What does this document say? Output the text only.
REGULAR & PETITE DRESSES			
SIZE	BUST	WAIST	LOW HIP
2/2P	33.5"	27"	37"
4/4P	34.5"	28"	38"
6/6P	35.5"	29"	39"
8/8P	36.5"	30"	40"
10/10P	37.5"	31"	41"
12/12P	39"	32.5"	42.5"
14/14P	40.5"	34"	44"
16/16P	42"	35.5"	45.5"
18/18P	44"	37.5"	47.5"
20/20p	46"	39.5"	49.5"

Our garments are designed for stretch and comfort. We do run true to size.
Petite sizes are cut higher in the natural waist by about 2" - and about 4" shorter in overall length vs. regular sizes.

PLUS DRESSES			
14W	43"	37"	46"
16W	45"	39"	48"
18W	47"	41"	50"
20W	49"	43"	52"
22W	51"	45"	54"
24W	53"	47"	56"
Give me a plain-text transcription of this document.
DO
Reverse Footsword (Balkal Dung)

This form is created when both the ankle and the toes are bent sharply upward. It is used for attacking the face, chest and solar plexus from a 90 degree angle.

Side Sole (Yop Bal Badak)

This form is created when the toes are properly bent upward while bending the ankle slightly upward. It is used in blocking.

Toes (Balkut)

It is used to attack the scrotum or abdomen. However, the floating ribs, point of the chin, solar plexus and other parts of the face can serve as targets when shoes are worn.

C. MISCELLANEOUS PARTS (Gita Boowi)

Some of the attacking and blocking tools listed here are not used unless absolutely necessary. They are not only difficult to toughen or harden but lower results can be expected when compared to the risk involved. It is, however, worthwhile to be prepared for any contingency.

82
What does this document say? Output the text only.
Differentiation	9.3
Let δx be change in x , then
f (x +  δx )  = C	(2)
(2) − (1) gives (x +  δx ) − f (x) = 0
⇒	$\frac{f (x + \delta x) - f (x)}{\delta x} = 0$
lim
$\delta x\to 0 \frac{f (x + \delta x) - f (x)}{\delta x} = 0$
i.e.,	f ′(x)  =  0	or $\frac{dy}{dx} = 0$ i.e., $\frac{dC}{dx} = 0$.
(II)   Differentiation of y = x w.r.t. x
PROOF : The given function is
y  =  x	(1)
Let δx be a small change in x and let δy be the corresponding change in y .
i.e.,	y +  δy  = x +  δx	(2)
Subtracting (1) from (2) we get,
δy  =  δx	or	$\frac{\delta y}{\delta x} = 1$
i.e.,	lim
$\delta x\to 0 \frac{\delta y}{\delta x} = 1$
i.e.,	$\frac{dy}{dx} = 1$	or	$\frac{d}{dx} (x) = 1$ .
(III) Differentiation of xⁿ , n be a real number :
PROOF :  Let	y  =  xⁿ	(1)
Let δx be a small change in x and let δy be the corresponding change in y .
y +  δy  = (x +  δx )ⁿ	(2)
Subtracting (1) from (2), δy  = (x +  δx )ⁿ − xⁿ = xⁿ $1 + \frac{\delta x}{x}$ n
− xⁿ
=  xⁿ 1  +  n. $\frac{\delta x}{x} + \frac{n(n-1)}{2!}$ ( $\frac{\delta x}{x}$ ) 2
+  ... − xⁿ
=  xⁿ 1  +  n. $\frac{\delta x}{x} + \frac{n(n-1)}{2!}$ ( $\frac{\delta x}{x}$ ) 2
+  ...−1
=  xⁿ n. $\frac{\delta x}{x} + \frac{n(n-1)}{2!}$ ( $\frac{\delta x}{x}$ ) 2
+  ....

+++

→ **Request**: Return, word for word, each line from the line that contains "Give me a plain-text" to the end of the listing above; include both end lines and nothing else.

→ **Expected output**:
Give me a plain-text transcription of this document.
DO
Reverse Footsword (Balkal Dung)

This form is created when both the ankle and the toes are bent sharply upward. It is used for attacking the face, chest and solar plexus from a 90 degree angle.

Side Sole (Yop Bal Badak)

This form is created when the toes are properly bent upward while bending the ankle slightly upward. It is used in blocking.

Toes (Balkut)

It is used to attack the scrotum or abdomen. However, the floating ribs, point of the chin, solar plexus and other parts of the face can serve as targets when shoes are worn.

C. MISCELLANEOUS PARTS (Gita Boowi)

Some of the attacking and blocking tools listed here are not used unless absolutely necessary. They are not only difficult to toughen or harden but lower results can be expected when compared to the risk involved. It is, however, worthwhile to be prepared for any contingency.

82
What does this document say? Output the text only.
Differentiation	9.3
Let δx be change in x , then
f (x +  δx )  = C	(2)
(2) − (1) gives (x +  δx ) − f (x) = 0
⇒	$\frac{f (x + \delta x) - f (x)}{\delta x} = 0$
lim
$\delta x\to 0 \frac{f (x + \delta x) - f (x)}{\delta x} = 0$
i.e.,	f ′(x)  =  0	or $\frac{dy}{dx} = 0$ i.e., $\frac{dC}{dx} = 0$.
(II)   Differentiation of y = x w.r.t. x
PROOF : The given function is
y  =  x	(1)
Let δx be a small change in x and let δy be the corresponding change in y .
i.e.,	y +  δy  = x +  δx	(2)
Subtracting (1) from (2) we get,
δy  =  δx	or	$\frac{\delta y}{\delta x} = 1$
i.e.,	lim
$\delta x\to 0 \frac{\delta y}{\delta x} = 1$
i.e.,	$\frac{dy}{dx} = 1$	or	$\frac{d}{dx} (x) = 1$ .
(III) Differentiation of xⁿ , n be a real number :
PROOF :  Let	y  =  xⁿ	(1)
Let δx be a small change in x and let δy be the corresponding change in y .
y +  δy  = (x +  δx )ⁿ	(2)
Subtracting (1) from (2), δy  = (x +  δx )ⁿ − xⁿ = xⁿ $1 + \frac{\delta x}{x}$ n
− xⁿ
=  xⁿ 1  +  n. $\frac{\delta x}{x} + \frac{n(n-1)}{2!}$ ( $\frac{\delta x}{x}$ ) 2
+  ... − xⁿ
=  xⁿ 1  +  n. $\frac{\delta x}{x} + \frac{n(n-1)}{2!}$ ( $\frac{\delta x}{x}$ ) 2
+  ...−1
=  xⁿ n. $\frac{\delta x}{x} + \frac{n(n-1)}{2!}$ ( $\frac{\delta x}{x}$ ) 2
+  ....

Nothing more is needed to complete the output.